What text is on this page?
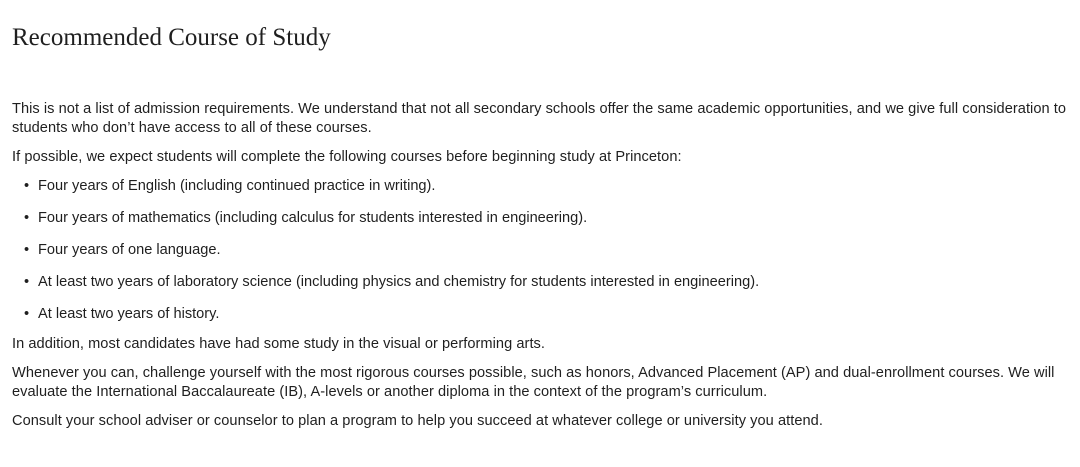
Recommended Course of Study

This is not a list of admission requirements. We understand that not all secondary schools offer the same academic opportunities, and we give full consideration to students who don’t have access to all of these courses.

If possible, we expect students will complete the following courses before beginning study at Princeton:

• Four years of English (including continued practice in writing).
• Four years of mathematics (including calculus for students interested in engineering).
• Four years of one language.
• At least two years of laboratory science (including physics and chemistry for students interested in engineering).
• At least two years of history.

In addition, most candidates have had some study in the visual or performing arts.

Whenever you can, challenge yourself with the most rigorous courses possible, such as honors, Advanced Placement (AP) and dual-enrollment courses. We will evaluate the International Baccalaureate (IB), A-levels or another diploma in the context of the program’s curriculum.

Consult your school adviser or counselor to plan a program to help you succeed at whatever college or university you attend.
--
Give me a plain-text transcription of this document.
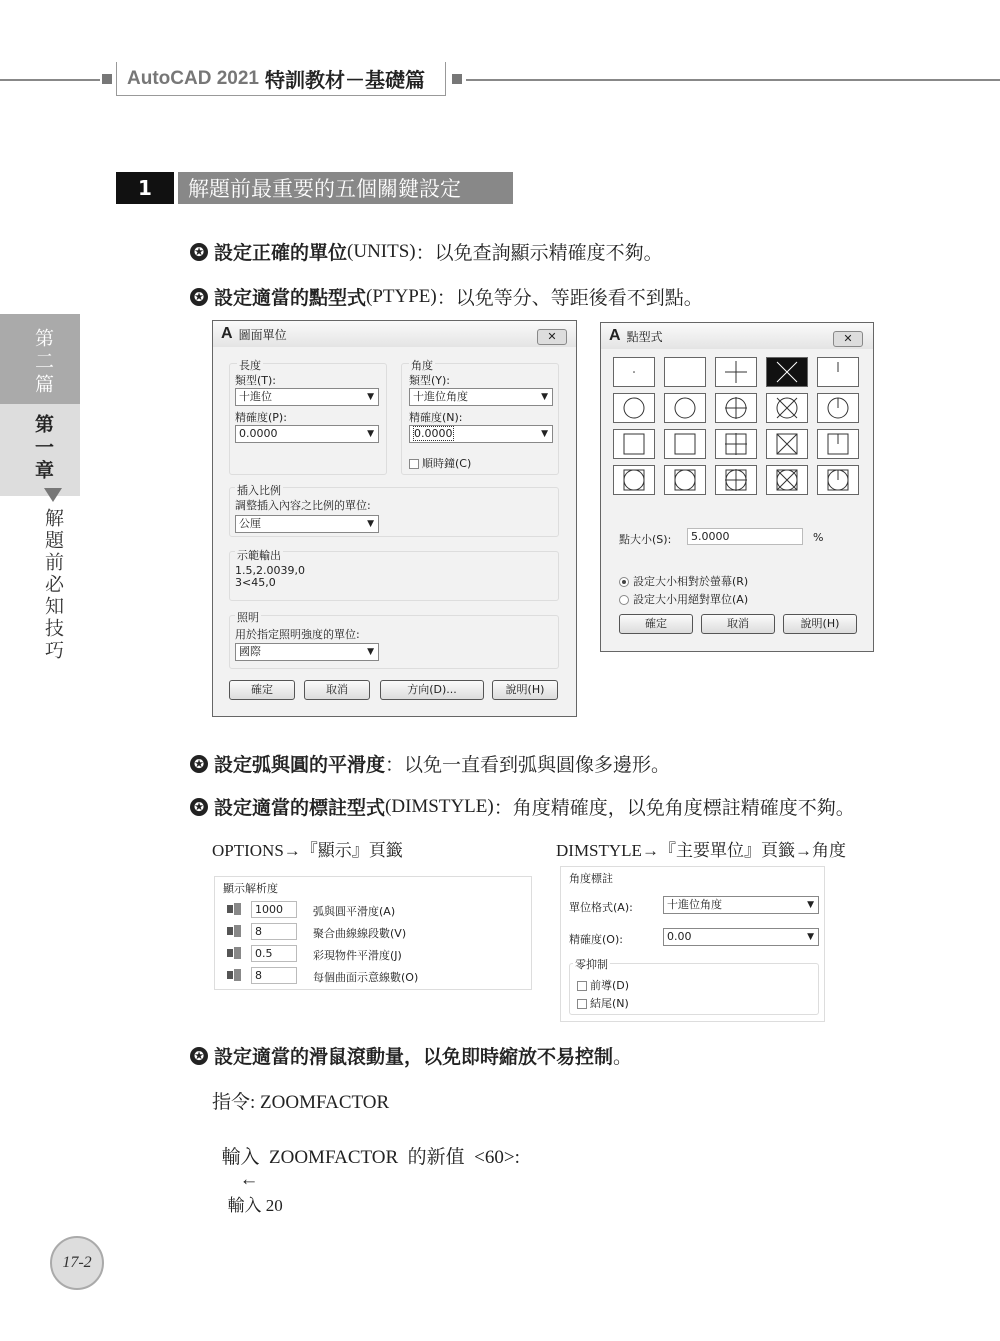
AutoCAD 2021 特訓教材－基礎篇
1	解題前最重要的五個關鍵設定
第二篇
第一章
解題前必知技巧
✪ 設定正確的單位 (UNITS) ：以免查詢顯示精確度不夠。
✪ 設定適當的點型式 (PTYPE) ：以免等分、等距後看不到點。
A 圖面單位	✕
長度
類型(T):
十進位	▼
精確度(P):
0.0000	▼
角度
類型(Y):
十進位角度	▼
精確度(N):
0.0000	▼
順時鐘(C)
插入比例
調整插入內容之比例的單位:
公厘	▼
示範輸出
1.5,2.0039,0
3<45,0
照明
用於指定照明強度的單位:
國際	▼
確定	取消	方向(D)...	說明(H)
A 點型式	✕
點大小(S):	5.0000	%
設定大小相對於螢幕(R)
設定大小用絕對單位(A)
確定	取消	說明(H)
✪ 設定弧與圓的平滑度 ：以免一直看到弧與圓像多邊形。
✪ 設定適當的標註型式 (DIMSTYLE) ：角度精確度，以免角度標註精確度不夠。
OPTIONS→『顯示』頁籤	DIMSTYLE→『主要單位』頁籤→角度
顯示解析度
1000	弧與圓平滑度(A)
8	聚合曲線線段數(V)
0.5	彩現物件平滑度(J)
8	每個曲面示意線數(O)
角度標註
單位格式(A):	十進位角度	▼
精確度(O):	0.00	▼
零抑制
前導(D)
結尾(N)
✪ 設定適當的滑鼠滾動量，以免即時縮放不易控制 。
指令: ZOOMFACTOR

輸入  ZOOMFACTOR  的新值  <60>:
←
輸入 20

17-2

#### Given exercise
Show, from the listing above, each line that contains the word "least".

#### Reply
• At least two years of laboratory science (including physics and chemistry for students interested in engineering).
• At least two years of history.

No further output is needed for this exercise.